>> start DATA

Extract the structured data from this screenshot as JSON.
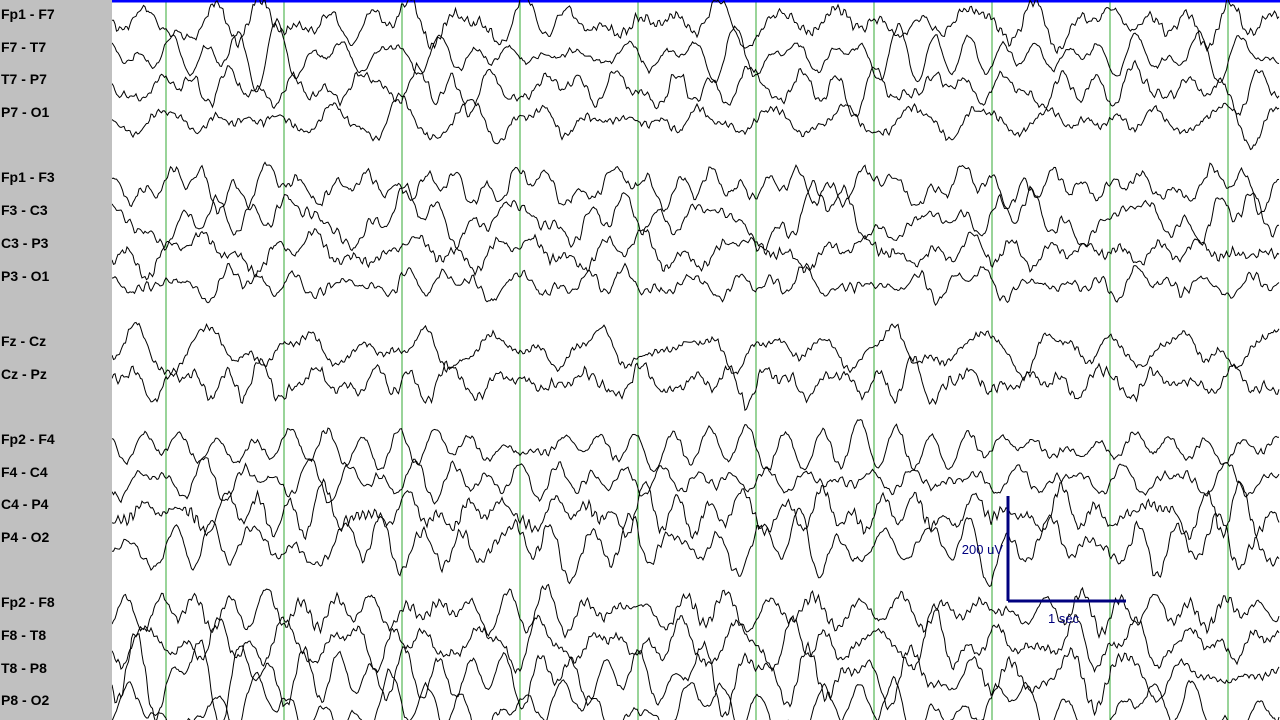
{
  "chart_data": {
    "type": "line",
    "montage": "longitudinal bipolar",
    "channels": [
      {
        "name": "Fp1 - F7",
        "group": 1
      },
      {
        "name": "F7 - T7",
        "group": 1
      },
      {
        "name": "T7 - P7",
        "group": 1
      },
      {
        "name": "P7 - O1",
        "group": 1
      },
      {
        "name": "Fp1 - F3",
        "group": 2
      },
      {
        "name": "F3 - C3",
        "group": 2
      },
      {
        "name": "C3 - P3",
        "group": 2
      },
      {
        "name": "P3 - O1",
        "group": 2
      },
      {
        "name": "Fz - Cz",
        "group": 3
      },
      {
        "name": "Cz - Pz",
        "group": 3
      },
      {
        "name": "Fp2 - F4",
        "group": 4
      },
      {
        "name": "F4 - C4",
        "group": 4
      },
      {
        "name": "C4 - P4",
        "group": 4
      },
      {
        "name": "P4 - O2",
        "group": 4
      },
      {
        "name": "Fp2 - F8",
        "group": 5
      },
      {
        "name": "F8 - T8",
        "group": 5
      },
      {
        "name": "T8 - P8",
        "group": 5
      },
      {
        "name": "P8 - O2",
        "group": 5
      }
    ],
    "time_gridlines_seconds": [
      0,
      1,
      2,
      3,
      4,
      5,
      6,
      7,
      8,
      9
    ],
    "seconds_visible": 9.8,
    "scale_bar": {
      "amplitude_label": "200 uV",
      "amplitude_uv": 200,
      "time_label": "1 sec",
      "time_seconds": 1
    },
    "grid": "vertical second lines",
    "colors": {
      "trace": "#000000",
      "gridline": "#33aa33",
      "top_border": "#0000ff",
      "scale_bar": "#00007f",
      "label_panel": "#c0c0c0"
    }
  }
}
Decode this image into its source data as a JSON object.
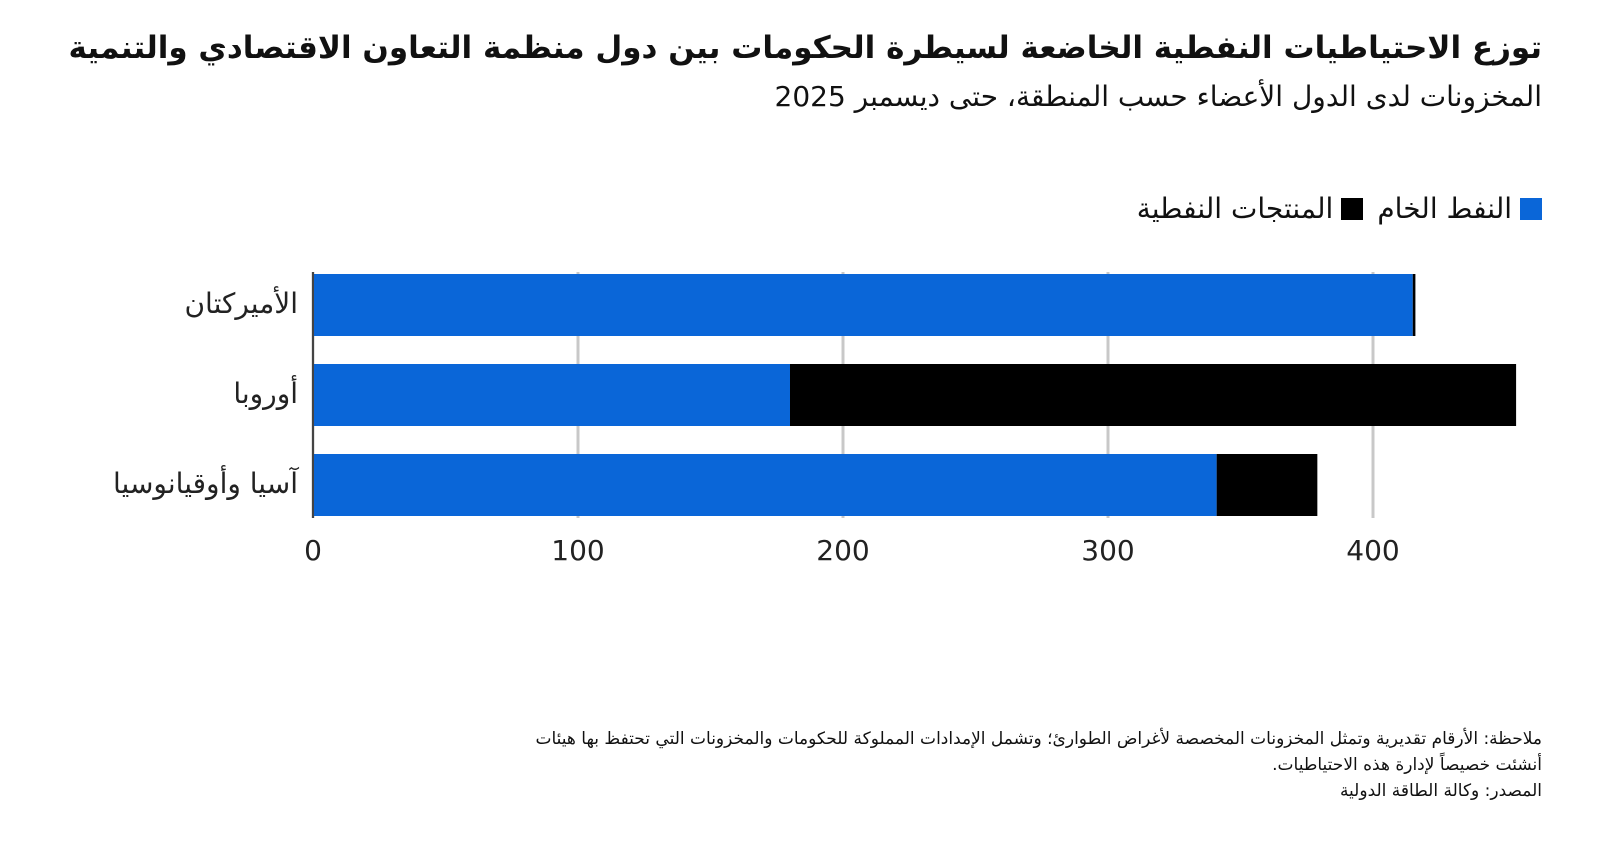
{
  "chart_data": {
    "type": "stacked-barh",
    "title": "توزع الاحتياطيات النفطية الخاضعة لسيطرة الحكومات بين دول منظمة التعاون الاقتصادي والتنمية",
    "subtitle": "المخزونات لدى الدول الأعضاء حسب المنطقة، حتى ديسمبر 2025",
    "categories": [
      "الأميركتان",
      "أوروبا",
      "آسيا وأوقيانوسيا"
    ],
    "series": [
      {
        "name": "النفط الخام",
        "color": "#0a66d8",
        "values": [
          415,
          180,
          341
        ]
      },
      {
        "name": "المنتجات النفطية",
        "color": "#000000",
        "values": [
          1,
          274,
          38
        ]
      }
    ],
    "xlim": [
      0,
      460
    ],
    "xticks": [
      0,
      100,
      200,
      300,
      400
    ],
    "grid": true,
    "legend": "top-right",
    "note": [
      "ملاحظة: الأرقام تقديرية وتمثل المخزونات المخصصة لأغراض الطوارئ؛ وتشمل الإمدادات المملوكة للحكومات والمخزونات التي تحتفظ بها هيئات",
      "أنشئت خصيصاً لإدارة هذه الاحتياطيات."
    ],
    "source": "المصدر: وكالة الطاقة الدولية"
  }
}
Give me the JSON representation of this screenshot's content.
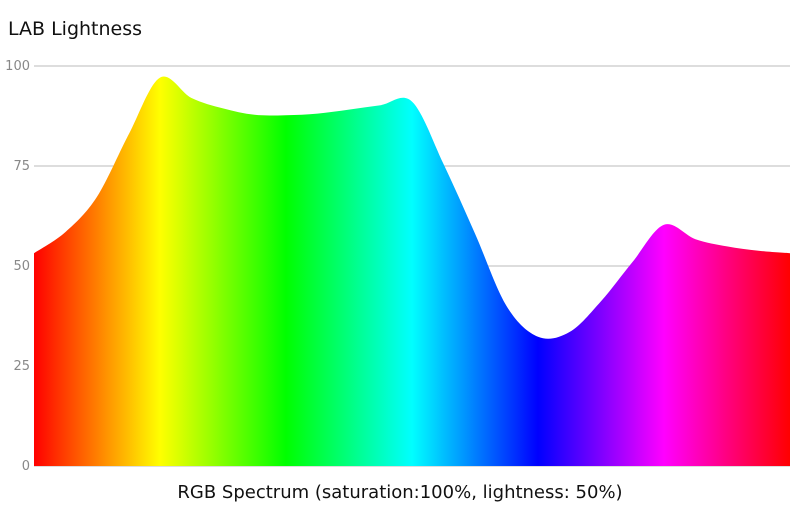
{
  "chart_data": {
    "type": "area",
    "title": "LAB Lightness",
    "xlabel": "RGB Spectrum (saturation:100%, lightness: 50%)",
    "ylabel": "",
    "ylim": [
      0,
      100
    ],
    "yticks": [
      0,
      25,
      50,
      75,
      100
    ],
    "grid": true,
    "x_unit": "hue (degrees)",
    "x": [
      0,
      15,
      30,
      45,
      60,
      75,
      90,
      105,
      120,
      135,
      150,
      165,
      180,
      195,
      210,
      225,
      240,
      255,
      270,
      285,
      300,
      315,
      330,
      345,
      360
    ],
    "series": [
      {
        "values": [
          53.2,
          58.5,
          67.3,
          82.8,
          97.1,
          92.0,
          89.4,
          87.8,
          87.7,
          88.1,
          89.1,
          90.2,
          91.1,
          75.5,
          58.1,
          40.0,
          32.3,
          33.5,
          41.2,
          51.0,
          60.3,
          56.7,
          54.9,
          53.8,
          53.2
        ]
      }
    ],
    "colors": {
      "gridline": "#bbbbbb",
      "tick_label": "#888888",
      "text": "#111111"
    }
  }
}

>> end DATA

WHAT THIS TASK INVOLVES:
Which lines hold the word "screenshot"? Show each one.

RESPONSE:
Extract the structured data from this screenshot as JSON.
Give me the JSON representation of this screenshot's content.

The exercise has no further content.